» Exercise
Copy all of the records below word for word, line for line.

» Input for this task

______

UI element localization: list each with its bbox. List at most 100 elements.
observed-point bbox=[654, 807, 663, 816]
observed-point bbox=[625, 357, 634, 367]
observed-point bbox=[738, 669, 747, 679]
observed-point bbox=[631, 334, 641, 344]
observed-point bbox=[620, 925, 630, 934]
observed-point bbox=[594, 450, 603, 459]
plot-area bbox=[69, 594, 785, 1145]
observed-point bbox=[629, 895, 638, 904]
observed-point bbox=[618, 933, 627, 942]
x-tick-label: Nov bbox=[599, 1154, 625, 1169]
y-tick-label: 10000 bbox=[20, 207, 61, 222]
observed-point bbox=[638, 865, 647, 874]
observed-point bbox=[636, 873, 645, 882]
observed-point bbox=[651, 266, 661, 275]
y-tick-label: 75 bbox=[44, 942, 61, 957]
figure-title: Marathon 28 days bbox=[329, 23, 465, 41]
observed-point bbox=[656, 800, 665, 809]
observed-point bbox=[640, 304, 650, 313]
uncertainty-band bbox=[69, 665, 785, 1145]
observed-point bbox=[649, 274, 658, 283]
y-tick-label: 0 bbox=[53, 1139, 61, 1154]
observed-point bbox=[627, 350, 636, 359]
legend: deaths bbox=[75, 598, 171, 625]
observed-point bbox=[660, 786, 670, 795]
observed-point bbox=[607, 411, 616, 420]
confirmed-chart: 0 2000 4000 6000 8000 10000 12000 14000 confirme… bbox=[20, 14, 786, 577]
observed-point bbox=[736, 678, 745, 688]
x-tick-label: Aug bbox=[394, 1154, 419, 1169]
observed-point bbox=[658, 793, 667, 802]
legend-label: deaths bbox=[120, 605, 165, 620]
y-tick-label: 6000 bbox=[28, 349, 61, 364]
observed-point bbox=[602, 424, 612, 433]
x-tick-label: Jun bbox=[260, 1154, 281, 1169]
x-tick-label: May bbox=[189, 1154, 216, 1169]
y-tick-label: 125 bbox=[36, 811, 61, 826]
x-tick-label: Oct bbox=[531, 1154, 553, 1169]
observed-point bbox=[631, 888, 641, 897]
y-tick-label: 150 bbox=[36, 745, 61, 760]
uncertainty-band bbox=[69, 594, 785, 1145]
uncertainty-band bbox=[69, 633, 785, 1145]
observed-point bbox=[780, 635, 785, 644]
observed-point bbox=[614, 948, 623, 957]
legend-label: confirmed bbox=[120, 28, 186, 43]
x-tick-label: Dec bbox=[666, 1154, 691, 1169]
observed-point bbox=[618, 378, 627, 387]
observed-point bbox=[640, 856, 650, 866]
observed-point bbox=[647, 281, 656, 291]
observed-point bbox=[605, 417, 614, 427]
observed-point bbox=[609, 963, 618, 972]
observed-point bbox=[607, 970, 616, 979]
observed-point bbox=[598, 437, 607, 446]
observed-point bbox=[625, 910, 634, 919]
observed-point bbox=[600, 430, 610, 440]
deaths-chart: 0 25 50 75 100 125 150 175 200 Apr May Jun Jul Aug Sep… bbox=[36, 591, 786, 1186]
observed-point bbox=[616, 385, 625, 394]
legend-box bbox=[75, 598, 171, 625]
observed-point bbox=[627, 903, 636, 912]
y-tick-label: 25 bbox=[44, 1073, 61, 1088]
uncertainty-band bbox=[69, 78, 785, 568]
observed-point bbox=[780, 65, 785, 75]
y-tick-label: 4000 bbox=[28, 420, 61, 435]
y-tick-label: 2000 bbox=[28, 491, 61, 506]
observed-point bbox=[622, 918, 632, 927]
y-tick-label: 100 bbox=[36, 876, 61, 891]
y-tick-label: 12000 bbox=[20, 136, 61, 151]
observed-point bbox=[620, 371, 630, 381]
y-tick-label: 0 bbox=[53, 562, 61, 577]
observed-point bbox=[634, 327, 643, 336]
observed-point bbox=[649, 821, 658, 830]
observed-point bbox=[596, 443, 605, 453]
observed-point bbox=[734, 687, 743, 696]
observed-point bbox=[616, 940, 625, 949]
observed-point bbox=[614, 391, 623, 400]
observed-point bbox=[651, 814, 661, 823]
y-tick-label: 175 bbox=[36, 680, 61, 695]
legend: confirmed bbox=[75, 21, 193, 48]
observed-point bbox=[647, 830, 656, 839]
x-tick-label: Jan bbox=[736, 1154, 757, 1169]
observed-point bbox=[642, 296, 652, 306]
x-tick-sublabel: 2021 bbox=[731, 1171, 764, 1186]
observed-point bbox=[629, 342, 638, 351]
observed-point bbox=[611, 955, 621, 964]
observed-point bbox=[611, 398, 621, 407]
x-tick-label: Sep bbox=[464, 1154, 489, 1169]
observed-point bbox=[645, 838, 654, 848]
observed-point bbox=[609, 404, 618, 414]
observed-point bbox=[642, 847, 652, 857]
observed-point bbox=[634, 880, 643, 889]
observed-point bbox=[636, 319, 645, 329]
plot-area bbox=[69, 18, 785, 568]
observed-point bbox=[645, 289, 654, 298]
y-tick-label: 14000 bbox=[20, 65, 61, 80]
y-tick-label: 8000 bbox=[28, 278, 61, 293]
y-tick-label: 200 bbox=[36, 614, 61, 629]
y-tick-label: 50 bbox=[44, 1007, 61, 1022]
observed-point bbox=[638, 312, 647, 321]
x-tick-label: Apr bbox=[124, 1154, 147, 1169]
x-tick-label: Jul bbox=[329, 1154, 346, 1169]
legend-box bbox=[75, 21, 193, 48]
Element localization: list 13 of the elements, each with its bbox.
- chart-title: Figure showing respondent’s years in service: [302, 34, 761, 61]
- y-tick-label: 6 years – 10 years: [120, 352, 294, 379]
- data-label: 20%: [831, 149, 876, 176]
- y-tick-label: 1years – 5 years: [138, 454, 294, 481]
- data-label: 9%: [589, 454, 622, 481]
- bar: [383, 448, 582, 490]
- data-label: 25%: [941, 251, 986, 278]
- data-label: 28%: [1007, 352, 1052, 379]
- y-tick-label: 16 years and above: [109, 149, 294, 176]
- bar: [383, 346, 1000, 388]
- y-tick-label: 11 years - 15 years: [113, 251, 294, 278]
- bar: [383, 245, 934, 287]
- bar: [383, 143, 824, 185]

______

» Expected output
UI element localization: list each with its bbox. List at most 100 elements.
observed-point bbox=[654, 807, 663, 816]
observed-point bbox=[625, 357, 634, 367]
observed-point bbox=[738, 669, 747, 679]
observed-point bbox=[631, 334, 641, 344]
observed-point bbox=[620, 925, 630, 934]
observed-point bbox=[594, 450, 603, 459]
plot-area bbox=[69, 594, 785, 1145]
observed-point bbox=[629, 895, 638, 904]
observed-point bbox=[618, 933, 627, 942]
x-tick-label: Nov bbox=[599, 1154, 625, 1169]
y-tick-label: 10000 bbox=[20, 207, 61, 222]
observed-point bbox=[638, 865, 647, 874]
observed-point bbox=[636, 873, 645, 882]
observed-point bbox=[651, 266, 661, 275]
y-tick-label: 75 bbox=[44, 942, 61, 957]
figure-title: Marathon 28 days bbox=[329, 23, 465, 41]
observed-point bbox=[656, 800, 665, 809]
observed-point bbox=[640, 304, 650, 313]
uncertainty-band bbox=[69, 665, 785, 1145]
observed-point bbox=[649, 274, 658, 283]
y-tick-label: 0 bbox=[53, 1139, 61, 1154]
observed-point bbox=[627, 350, 636, 359]
legend: deaths bbox=[75, 598, 171, 625]
observed-point bbox=[660, 786, 670, 795]
observed-point bbox=[607, 411, 616, 420]
confirmed-chart: 0 2000 4000 6000 8000 10000 12000 14000 confirme… bbox=[20, 14, 786, 577]
observed-point bbox=[736, 678, 745, 688]
x-tick-label: Aug bbox=[394, 1154, 419, 1169]
observed-point bbox=[658, 793, 667, 802]
legend-label: deaths bbox=[120, 605, 165, 620]
y-tick-label: 6000 bbox=[28, 349, 61, 364]
observed-point bbox=[602, 424, 612, 433]
x-tick-label: Jun bbox=[260, 1154, 281, 1169]
x-tick-label: May bbox=[189, 1154, 216, 1169]
y-tick-label: 125 bbox=[36, 811, 61, 826]
x-tick-label: Oct bbox=[531, 1154, 553, 1169]
observed-point bbox=[631, 888, 641, 897]
y-tick-label: 150 bbox=[36, 745, 61, 760]
uncertainty-band bbox=[69, 594, 785, 1145]
uncertainty-band bbox=[69, 633, 785, 1145]
observed-point bbox=[780, 635, 785, 644]
observed-point bbox=[614, 948, 623, 957]
legend-label: confirmed bbox=[120, 28, 186, 43]
x-tick-label: Dec bbox=[666, 1154, 691, 1169]
observed-point bbox=[618, 378, 627, 387]
observed-point bbox=[640, 856, 650, 866]
observed-point bbox=[647, 281, 656, 291]
observed-point bbox=[605, 417, 614, 427]
observed-point bbox=[609, 963, 618, 972]
observed-point bbox=[607, 970, 616, 979]
observed-point bbox=[598, 437, 607, 446]
observed-point bbox=[625, 910, 634, 919]
observed-point bbox=[600, 430, 610, 440]
deaths-chart: 0 25 50 75 100 125 150 175 200 Apr May Jun Jul Aug Sep… bbox=[36, 591, 786, 1186]
observed-point bbox=[616, 385, 625, 394]
legend-box bbox=[75, 598, 171, 625]
observed-point bbox=[627, 903, 636, 912]
y-tick-label: 25 bbox=[44, 1073, 61, 1088]
uncertainty-band bbox=[69, 78, 785, 568]
observed-point bbox=[780, 65, 785, 75]
y-tick-label: 4000 bbox=[28, 420, 61, 435]
y-tick-label: 2000 bbox=[28, 491, 61, 506]
observed-point bbox=[622, 918, 632, 927]
y-tick-label: 100 bbox=[36, 876, 61, 891]
y-tick-label: 12000 bbox=[20, 136, 61, 151]
observed-point bbox=[620, 371, 630, 381]
y-tick-label: 0 bbox=[53, 562, 61, 577]
observed-point bbox=[634, 327, 643, 336]
observed-point bbox=[649, 821, 658, 830]
observed-point bbox=[596, 443, 605, 453]
observed-point bbox=[734, 687, 743, 696]
observed-point bbox=[616, 940, 625, 949]
observed-point bbox=[614, 391, 623, 400]
observed-point bbox=[651, 814, 661, 823]
y-tick-label: 175 bbox=[36, 680, 61, 695]
legend: confirmed bbox=[75, 21, 193, 48]
observed-point bbox=[647, 830, 656, 839]
x-tick-label: Jan bbox=[736, 1154, 757, 1169]
observed-point bbox=[642, 296, 652, 306]
x-tick-sublabel: 2021 bbox=[731, 1171, 764, 1186]
observed-point bbox=[629, 342, 638, 351]
observed-point bbox=[611, 955, 621, 964]
observed-point bbox=[611, 398, 621, 407]
x-tick-label: Sep bbox=[464, 1154, 489, 1169]
observed-point bbox=[645, 838, 654, 848]
observed-point bbox=[609, 404, 618, 414]
observed-point bbox=[642, 847, 652, 857]
observed-point bbox=[634, 880, 643, 889]
observed-point bbox=[636, 319, 645, 329]
plot-area bbox=[69, 18, 785, 568]
observed-point bbox=[645, 289, 654, 298]
y-tick-label: 14000 bbox=[20, 65, 61, 80]
y-tick-label: 8000 bbox=[28, 278, 61, 293]
y-tick-label: 200 bbox=[36, 614, 61, 629]
y-tick-label: 50 bbox=[44, 1007, 61, 1022]
observed-point bbox=[638, 312, 647, 321]
x-tick-label: Apr bbox=[124, 1154, 147, 1169]
x-tick-label: Jul bbox=[329, 1154, 346, 1169]
legend-box bbox=[75, 21, 193, 48]
Element localization: list 13 of the elements, each with its bbox.
- chart-title: Figure showing respondent’s years in service: [302, 34, 761, 61]
- y-tick-label: 6 years – 10 years: [120, 352, 294, 379]
- data-label: 20%: [831, 149, 876, 176]
- y-tick-label: 1years – 5 years: [138, 454, 294, 481]
- data-label: 9%: [589, 454, 622, 481]
- bar: [383, 448, 582, 490]
- data-label: 25%: [941, 251, 986, 278]
- data-label: 28%: [1007, 352, 1052, 379]
- y-tick-label: 16 years and above: [109, 149, 294, 176]
- bar: [383, 346, 1000, 388]
- y-tick-label: 11 years - 15 years: [113, 251, 294, 278]
- bar: [383, 245, 934, 287]
- bar: [383, 143, 824, 185]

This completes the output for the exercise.